• [TEXTE RETENU]

========

5.             Par acte du 11 décembre 2020, l’F______ (ci-après : F______) a recouru auprès du Tribunal administratif de première instance (ci-après : le tribunal) contre cette autorisation, invoquant une violation des art. 9, 10 et 11 de la loi sur les démolitions, transformations et rénovations de maisons d'habitation (mesures de soutien en faveur des locataires et de l'emploi) du 25 janvier 1996 (LDTR - L 5 20). Le prix de vente des trois appartements, fixé sur la base du loyer licite autorisé par le département ne pouvait excéder CHF 2’933'538.- au total. Le prix de vente des deux appartements de 5 pièces ne pouvait excéder CHF 1'047'692.- et celui de 4 pièces CHF 838'154.-. Cette procédure a été ouverte sous le numéro de cause A/8______.

6.             Le 11 décembre 2020 également, les époux A______ et B______ ont recouru contre l’autorisation de construire DD 7______. Cette procédure a été ouverte sous le numéro de cause A/9______.

De nombreux manquements étaient à relever concernant les plans à fournir dans le cadre d’une demande d’autorisation de construire. Il manquait notamment, dans les plans des combles, la représentation de l’isolation et de sa structure, ainsi que des charpentes existantes, un plan relatif à la toiture des immeubles et un plan compilant les éléments à maintenir, soit notamment la charpente, alors que le service des monuments et des sites (ci-après : SMS) l’avait requis dans son préavis du 18 novembre 2019. C’était donc de manière inexplicable et en violation de l’art. 9 al. 2 du règlement d’application de la loi sur les constructions et les installations diverses du 27 février 1978 (RCI – L 5 05.01) que le département avait accordé l’autorisation de construire sans sanctionner l’absence de plans essentiels.

La Commission des monuments, de la nature et des sites (ci‑après : CMNS) ne s’était jamais définitivement prononcée sur le projet litigieux, alors que pour des immeubles pour lesquels les art. 89 et 93 de la LCI s’appliquaient, toute délégation de compétence était exclue. Elle s’était par ailleurs référée, dans son préavis non définitif du 22 janvier 2019, à des préavis antérieurs qui ne figuraient pas au dossier. Leur droit d’être entendu avait dès lors été violé.

Compte tenu des atteintes rapportées et des mesures de protection spécifiques prévues par la loi, le département avait par ailleurs abusé de son pouvoir d’appréciation en délivrant l’autorisation sans motivation spécifique et notamment sans se baser sur un préavis favorable et motivé de la CMNS. À cause de ces mesures de protection, les époux A______ et B______ avaient eux-mêmes dû renoncer à l’aménagement d’une loggia dans leur propre appartement.

Le projet avait pour effet de supprimer les annexes mises à leur disposition, notamment des greniers, ainsi que des buanderies et des salles d’étendage. L’autorisation ne pouvait être octroyée en ce qu’elle remettait en cause leurs conditions de vie.

7.             Par décision du ______ 2021, le tribunal a joint les causes A/8______ et A/10______ sous le numéro de cause A/8______ (DITAI/11_____).

========

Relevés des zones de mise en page
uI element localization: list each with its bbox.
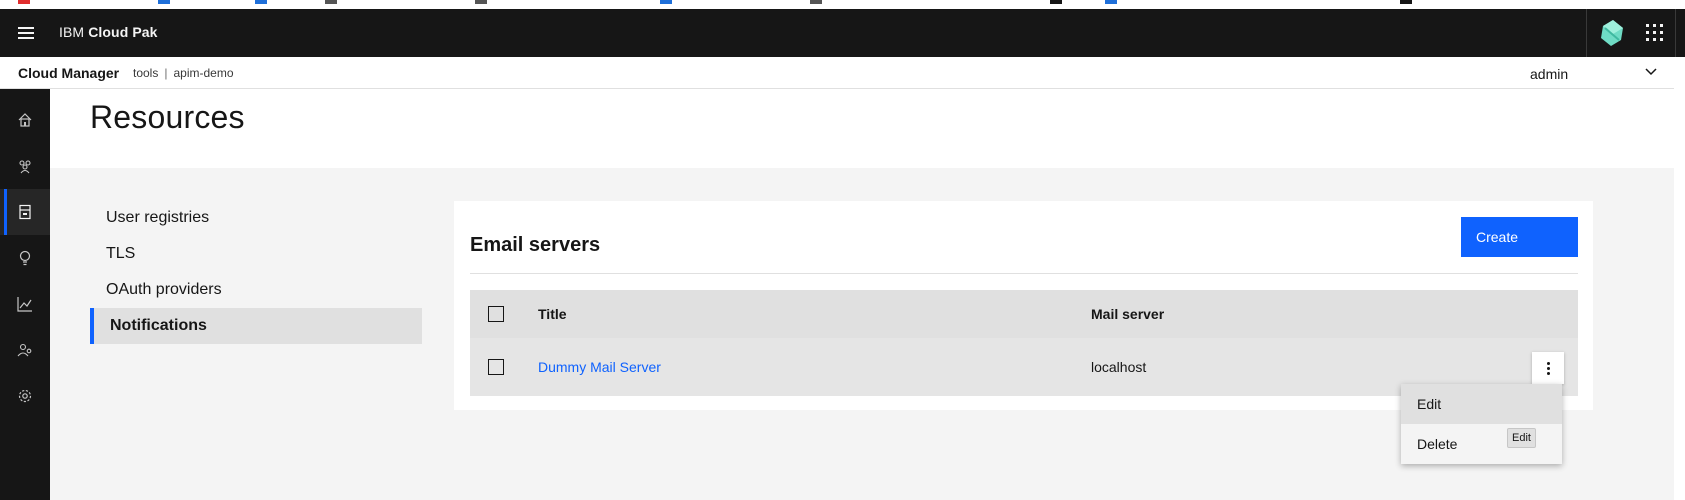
- nav-notifications[interactable]: Notifications: [90, 308, 422, 344]
- row-title-link[interactable]: Dummy Mail Server: [538, 359, 661, 375]
- nav-oauth-providers[interactable]: OAuth providers: [90, 272, 422, 308]
- overflow-menu-icon[interactable]: [1532, 352, 1564, 384]
- header-divider: [1586, 9, 1587, 57]
- row-checkbox[interactable]: [488, 359, 504, 375]
- menu-item-edit[interactable]: Edit: [1401, 384, 1562, 424]
- resources-nav: User registries TLS OAuth providers Noti…: [90, 200, 422, 344]
- hamburger-menu-icon[interactable]: [12, 21, 42, 45]
- rail-provider-orgs[interactable]: [0, 143, 50, 189]
- browser-tab-strip: [0, 0, 1685, 9]
- breadcrumb-catalog[interactable]: apim-demo: [173, 66, 233, 80]
- lightbulb-icon: [19, 250, 31, 266]
- breadcrumb: tools | apim-demo: [133, 66, 234, 80]
- analytics-icon: [17, 297, 32, 312]
- settings-icon: [18, 389, 32, 403]
- home-icon: [18, 113, 32, 127]
- email-servers-table: Title Mail server Dummy Mail Server loca…: [470, 290, 1578, 396]
- window-edge: [1675, 9, 1685, 57]
- brand-name[interactable]: IBM Cloud Pak: [59, 24, 158, 40]
- page-header: Resources: [50, 89, 1674, 168]
- app-title: Cloud Manager: [18, 65, 120, 81]
- side-nav-rail: [0, 89, 50, 500]
- cloud-pak-logo-icon[interactable]: [1597, 18, 1627, 48]
- brand-prefix: IBM: [59, 24, 85, 40]
- rail-home[interactable]: [0, 97, 50, 143]
- app-switcher-icon[interactable]: [1645, 23, 1665, 43]
- column-header-title[interactable]: Title: [538, 306, 567, 322]
- table-header: Title Mail server: [470, 290, 1578, 338]
- rail-settings[interactable]: [0, 373, 50, 419]
- top-shell-header: IBM Cloud Pak: [0, 9, 1685, 57]
- tooltip: Edit: [1507, 428, 1536, 448]
- chevron-down-icon: [1645, 68, 1657, 76]
- members-icon: [17, 343, 32, 357]
- user-menu-dropdown[interactable]: admin: [1520, 57, 1674, 89]
- rail-resources[interactable]: [0, 189, 50, 235]
- sub-header: Cloud Manager tools | apim-demo admin: [0, 57, 1674, 89]
- column-header-mail-server[interactable]: Mail server: [1091, 306, 1164, 322]
- brand-product: Cloud Pak: [88, 24, 158, 40]
- email-servers-card: Email servers Create Title Mail server D…: [454, 201, 1593, 410]
- scrollbar-track[interactable]: [1674, 57, 1685, 500]
- create-button[interactable]: Create: [1461, 217, 1578, 257]
- resources-icon: [19, 204, 31, 220]
- rail-analytics[interactable]: [0, 281, 50, 327]
- breadcrumb-org[interactable]: tools: [133, 66, 158, 80]
- menu-item-delete[interactable]: Delete: [1401, 424, 1562, 464]
- nav-user-registries[interactable]: User registries: [90, 200, 422, 236]
- rail-topology[interactable]: [0, 235, 50, 281]
- card-title: Email servers: [470, 234, 601, 256]
- rail-members[interactable]: [0, 327, 50, 373]
- row-actions-menu: Edit Delete: [1401, 384, 1562, 464]
- user-name: admin: [1530, 66, 1569, 82]
- users-icon: [19, 160, 31, 174]
- breadcrumb-separator: |: [164, 66, 168, 80]
- nav-tls[interactable]: TLS: [90, 236, 422, 272]
- row-mail-server: localhost: [1091, 359, 1147, 375]
- select-all-checkbox[interactable]: [488, 306, 504, 322]
- card-divider: [470, 273, 1578, 274]
- page-title: Resources: [90, 99, 245, 135]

========

• [LISTE DES TÂCHES]
1/ D'après le texte retenu, pourquoi les époux A______ et B______ soutenaient-ils que l'autorisation ne pouvait être octroyée ? Répondez en une à trois phrases.
2/ Dans le texte retenu, quel prix de vente maximal était fixé pour l'appartement de 4 pièces ?
3/ Poursuivez le texte retenu sur les recours contre l'autorisation de construire, à partir de sa dernière phrase.

• [RÉPONSES PAR TÂCHE]
1/ Selon eux, le projet supprimait les annexes mises à leur disposition, notamment des greniers, des buanderies et des salles d'étendage. L'autorisation remettait donc en cause leurs conditions de vie.

2/ CHF 838'154.-

3/
8.             Par jugement du ______2022 (JTAPI/12______), le tribunal a déclaré irrecevables certaines conclusions de l'F______ et rejeté les recours pour le surplus.

Les plans produits étaient conformes aux exigences de l’art. 9 al. 2 RCI et les époux A______ et B______ n’indiquaient pas quel préjudice ils auraient subi du fait de la prétendue absence de plans. Les combles étaient inutilisées et des locaux de buanderie disponibles pour chaque allée au sous-sol de l’immeuble. Ils n’établissaient pas de dégradation de leurs conditions de vie.

S'agissant du prix de vente, l’F______ ne faisait que substituer sa propre appréciation et ses calculs à ceux du département, lesquels correspondaient à la pratique, soit en retenant le montant du loyer calculé sur la base du montant des travaux réalisés et non du loyer admissible pendant la période de contrôle.

9.             Par acte du 4 février 2022, l’F______ a recouru auprès de la chambre administrative de la Cour de justice (ci-après : la chambre administrative) contre ce jugement, concluant à son annulation et à ce qu’il soit dit que le prix de vente des trois appartements n’excéderait pas CHF 2'933'538.- au total, le prix des appartements de cinq pièces ne dépassant pas CHF 1'047'692.- et celui de l’appartement de quatre pièces CHF 838'154.-, invoquant une violation des art. 9, 10, 11 et 12 LDTR.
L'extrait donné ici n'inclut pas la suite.